Structured figure records
* begin *

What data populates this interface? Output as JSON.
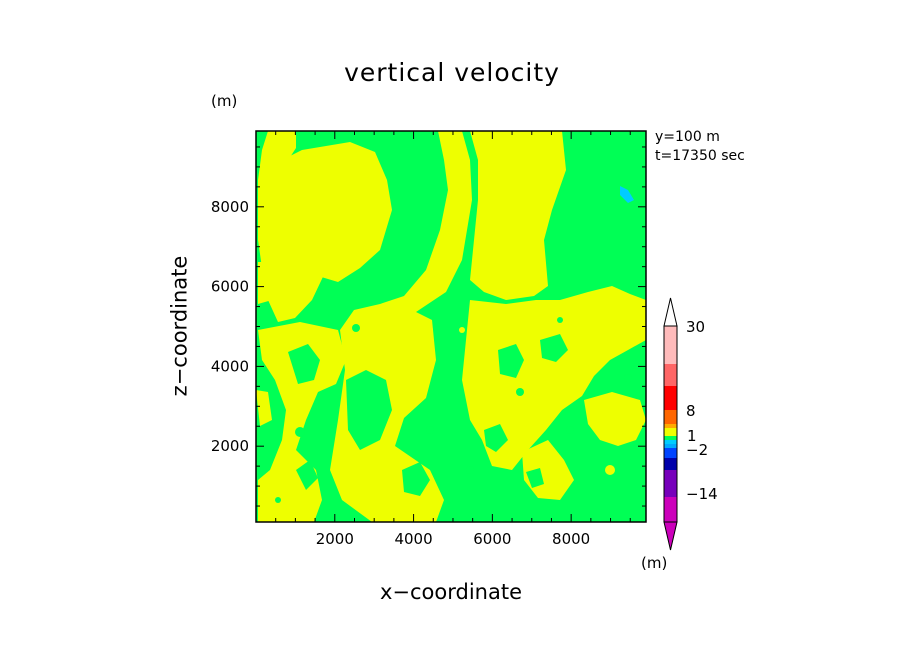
{
  "chart_data": {
    "type": "heatmap",
    "title": "vertical velocity",
    "xlabel": "x−coordinate",
    "ylabel": "z−coordinate",
    "axis_unit": "(m)",
    "annotations": [
      "y=100 m",
      "t=17350 sec"
    ],
    "xlim": [
      0,
      9900
    ],
    "ylim": [
      100,
      9900
    ],
    "xticks": [
      2000,
      4000,
      6000,
      8000
    ],
    "yticks": [
      2000,
      4000,
      6000,
      8000
    ],
    "grid": false,
    "colorbar": {
      "unit": "(m)",
      "tick_labels": [
        {
          "label": "30",
          "value": 30
        },
        {
          "label": "8",
          "value": 8
        },
        {
          "label": "1",
          "value": 1
        },
        {
          "label": "−2",
          "value": -2
        },
        {
          "label": "−14",
          "value": -14
        }
      ],
      "levels": [
        {
          "color": "#cc00bb"
        },
        {
          "color": "#7700bb"
        },
        {
          "color": "#0000aa"
        },
        {
          "color": "#0044ff"
        },
        {
          "color": "#00ccff"
        },
        {
          "color": "#00ff55"
        },
        {
          "color": "#eeff00"
        },
        {
          "color": "#ffaa00"
        },
        {
          "color": "#ff6600"
        },
        {
          "color": "#ff0000"
        },
        {
          "color": "#ff6666"
        },
        {
          "color": "#ffbbbb"
        }
      ]
    },
    "field_summary": {
      "dominant_colors": [
        "#00ff55",
        "#eeff00"
      ],
      "minor_colors": [
        "#00ccff"
      ]
    }
  }
}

* end *

Copy out the entries verbatim and leave the images out.

_TASK ANSWER:_
What data populates this interface? Output as JSON.
{
  "chart_data": {
    "type": "heatmap",
    "title": "vertical velocity",
    "xlabel": "x−coordinate",
    "ylabel": "z−coordinate",
    "axis_unit": "(m)",
    "annotations": [
      "y=100 m",
      "t=17350 sec"
    ],
    "xlim": [
      0,
      9900
    ],
    "ylim": [
      100,
      9900
    ],
    "xticks": [
      2000,
      4000,
      6000,
      8000
    ],
    "yticks": [
      2000,
      4000,
      6000,
      8000
    ],
    "grid": false,
    "colorbar": {
      "unit": "(m)",
      "tick_labels": [
        {
          "label": "30",
          "value": 30
        },
        {
          "label": "8",
          "value": 8
        },
        {
          "label": "1",
          "value": 1
        },
        {
          "label": "−2",
          "value": -2
        },
        {
          "label": "−14",
          "value": -14
        }
      ],
      "levels": [
        {
          "color": "#cc00bb"
        },
        {
          "color": "#7700bb"
        },
        {
          "color": "#0000aa"
        },
        {
          "color": "#0044ff"
        },
        {
          "color": "#00ccff"
        },
        {
          "color": "#00ff55"
        },
        {
          "color": "#eeff00"
        },
        {
          "color": "#ffaa00"
        },
        {
          "color": "#ff6600"
        },
        {
          "color": "#ff0000"
        },
        {
          "color": "#ff6666"
        },
        {
          "color": "#ffbbbb"
        }
      ]
    },
    "field_summary": {
      "dominant_colors": [
        "#00ff55",
        "#eeff00"
      ],
      "minor_colors": [
        "#00ccff"
      ]
    }
  }
}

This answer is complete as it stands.